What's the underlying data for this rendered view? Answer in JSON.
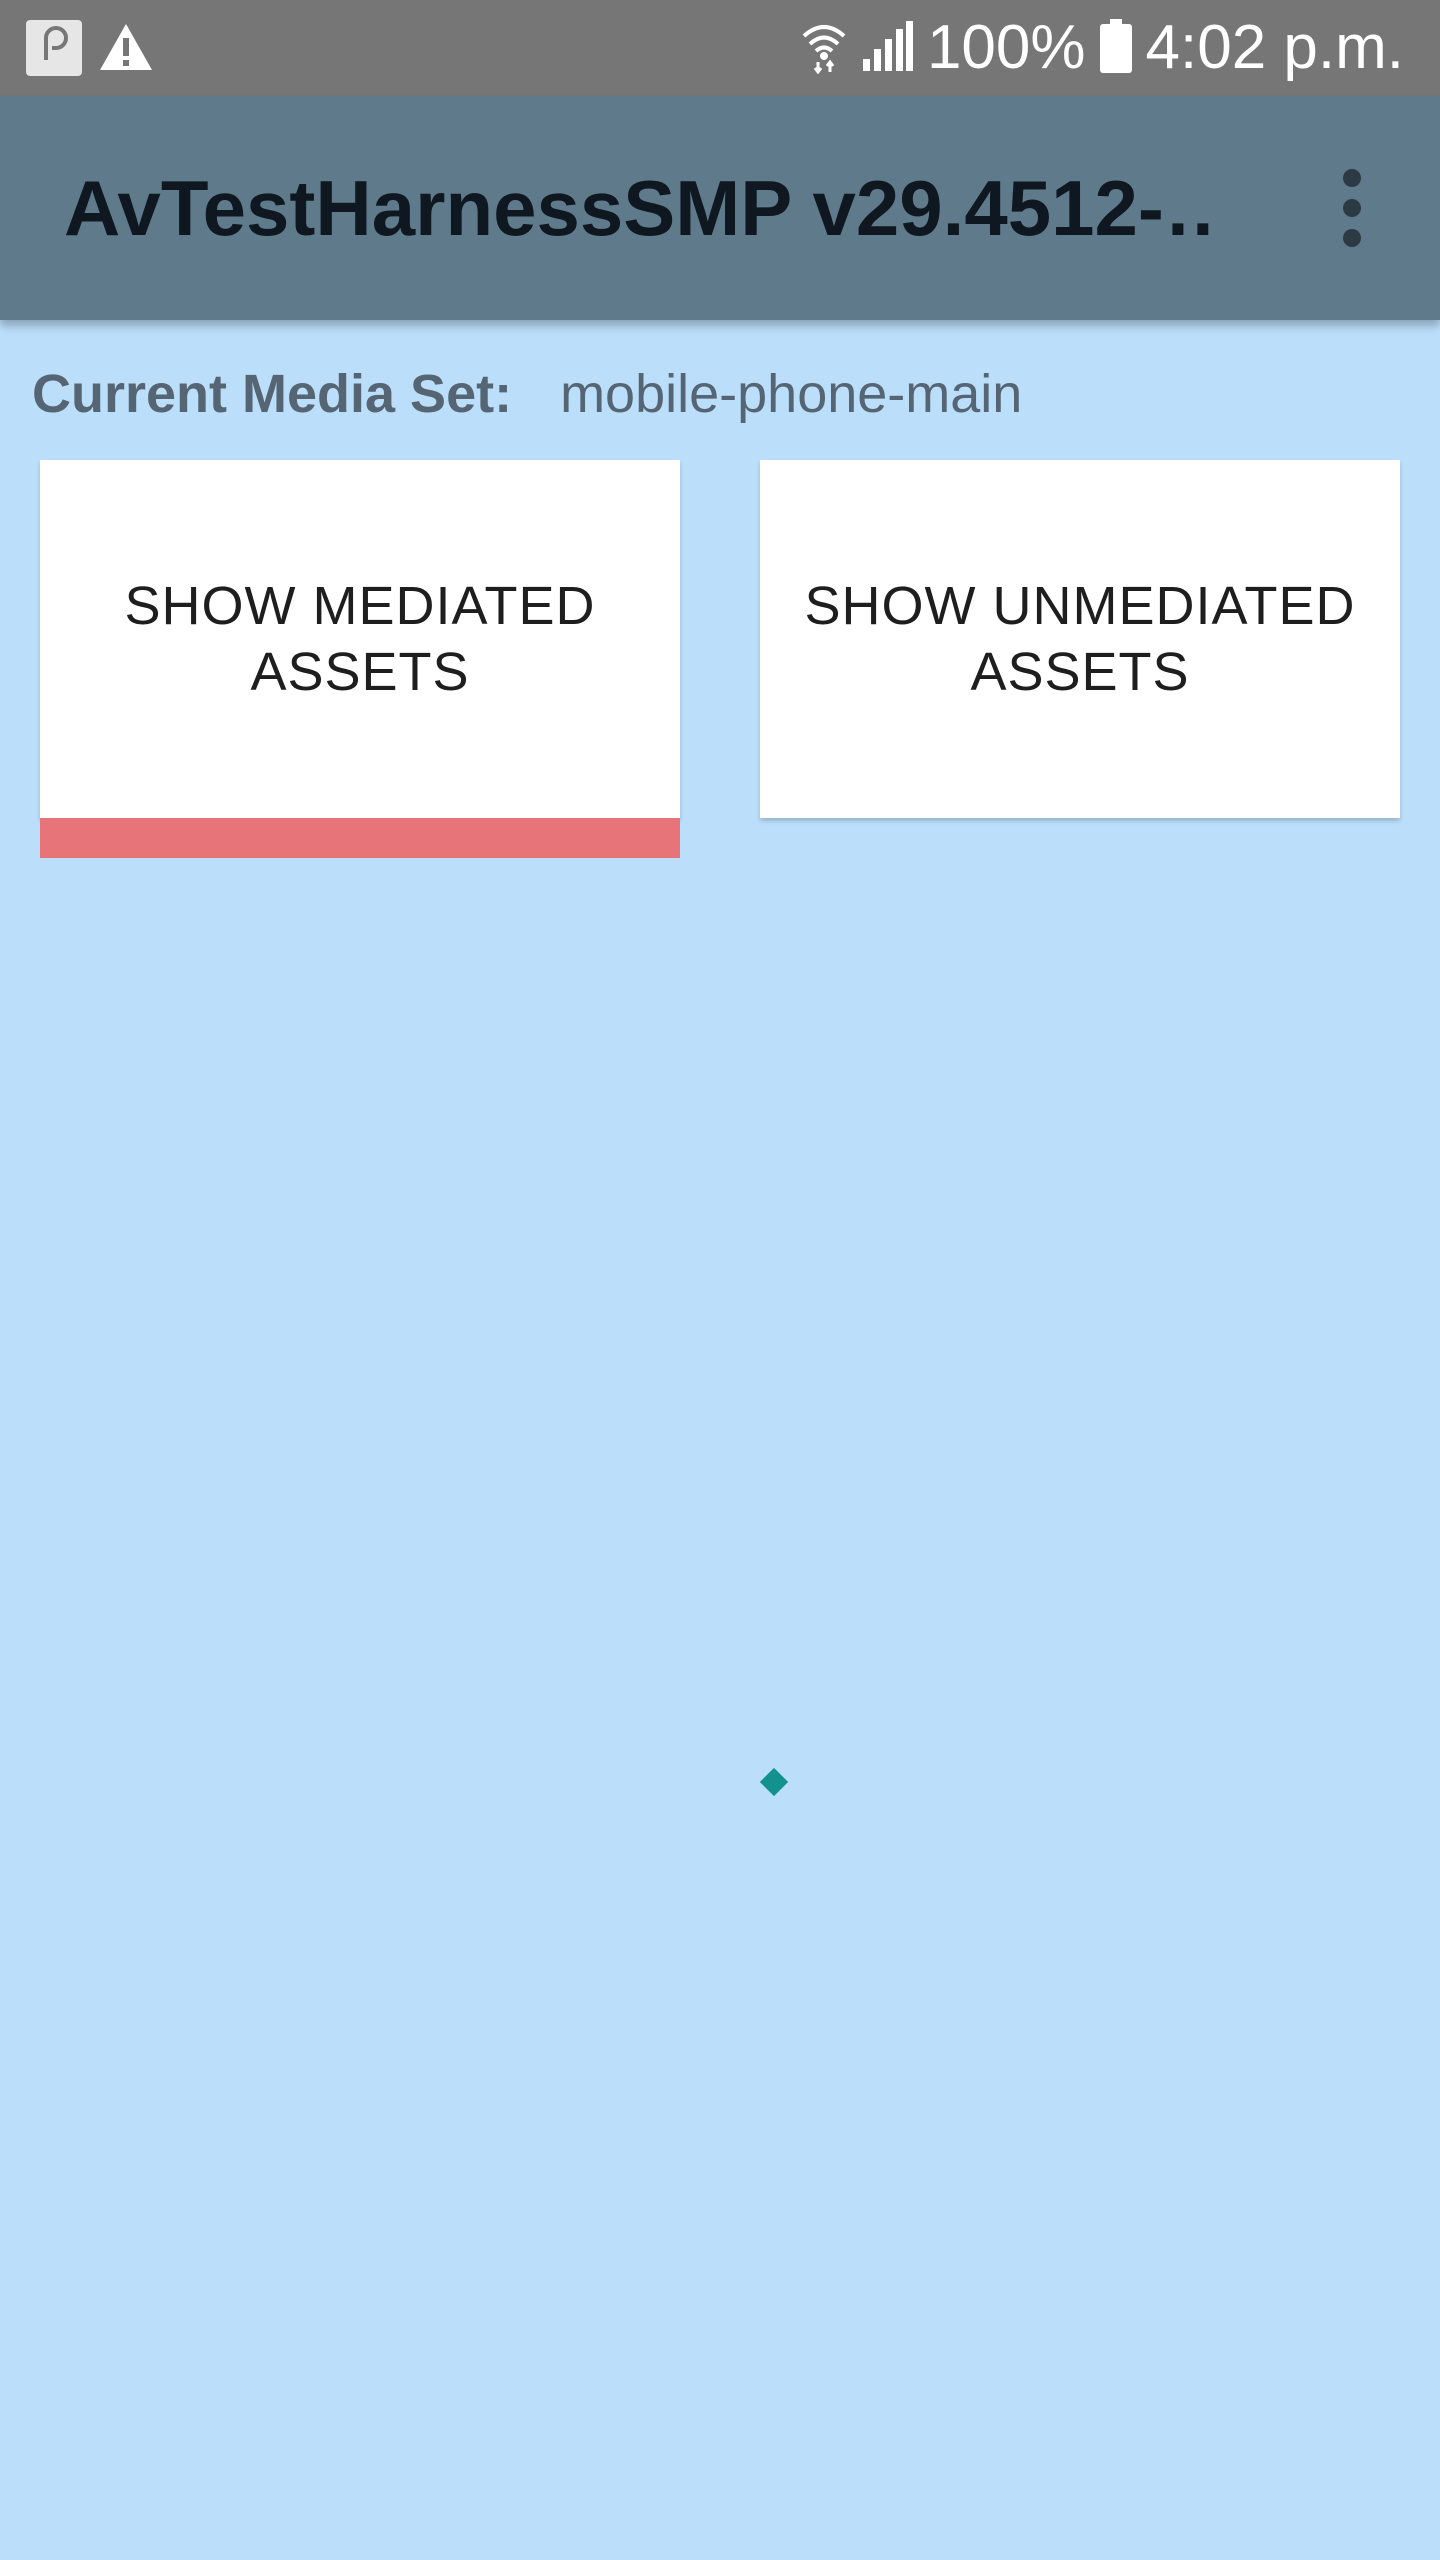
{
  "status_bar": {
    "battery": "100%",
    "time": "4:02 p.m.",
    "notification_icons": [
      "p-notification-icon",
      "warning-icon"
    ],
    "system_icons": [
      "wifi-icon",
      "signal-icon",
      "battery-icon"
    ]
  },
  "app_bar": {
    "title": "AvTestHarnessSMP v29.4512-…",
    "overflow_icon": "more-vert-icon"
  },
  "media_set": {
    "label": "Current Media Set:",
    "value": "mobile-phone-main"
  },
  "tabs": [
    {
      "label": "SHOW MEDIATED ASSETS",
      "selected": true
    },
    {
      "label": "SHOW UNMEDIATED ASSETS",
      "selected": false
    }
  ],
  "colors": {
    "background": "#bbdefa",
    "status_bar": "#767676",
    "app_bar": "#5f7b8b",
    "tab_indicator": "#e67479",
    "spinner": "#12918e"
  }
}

→ **AIM OF THE TASK**
Every entry above should be duplicated exactly. Do not include the images.

→ **THE OUTPUT**
What's the underlying data for this rendered view? Answer in JSON.
{
  "status_bar": {
    "battery": "100%",
    "time": "4:02 p.m.",
    "notification_icons": [
      "p-notification-icon",
      "warning-icon"
    ],
    "system_icons": [
      "wifi-icon",
      "signal-icon",
      "battery-icon"
    ]
  },
  "app_bar": {
    "title": "AvTestHarnessSMP v29.4512-…",
    "overflow_icon": "more-vert-icon"
  },
  "media_set": {
    "label": "Current Media Set:",
    "value": "mobile-phone-main"
  },
  "tabs": [
    {
      "label": "SHOW MEDIATED ASSETS",
      "selected": true
    },
    {
      "label": "SHOW UNMEDIATED ASSETS",
      "selected": false
    }
  ],
  "colors": {
    "background": "#bbdefa",
    "status_bar": "#767676",
    "app_bar": "#5f7b8b",
    "tab_indicator": "#e67479",
    "spinner": "#12918e"
  }
}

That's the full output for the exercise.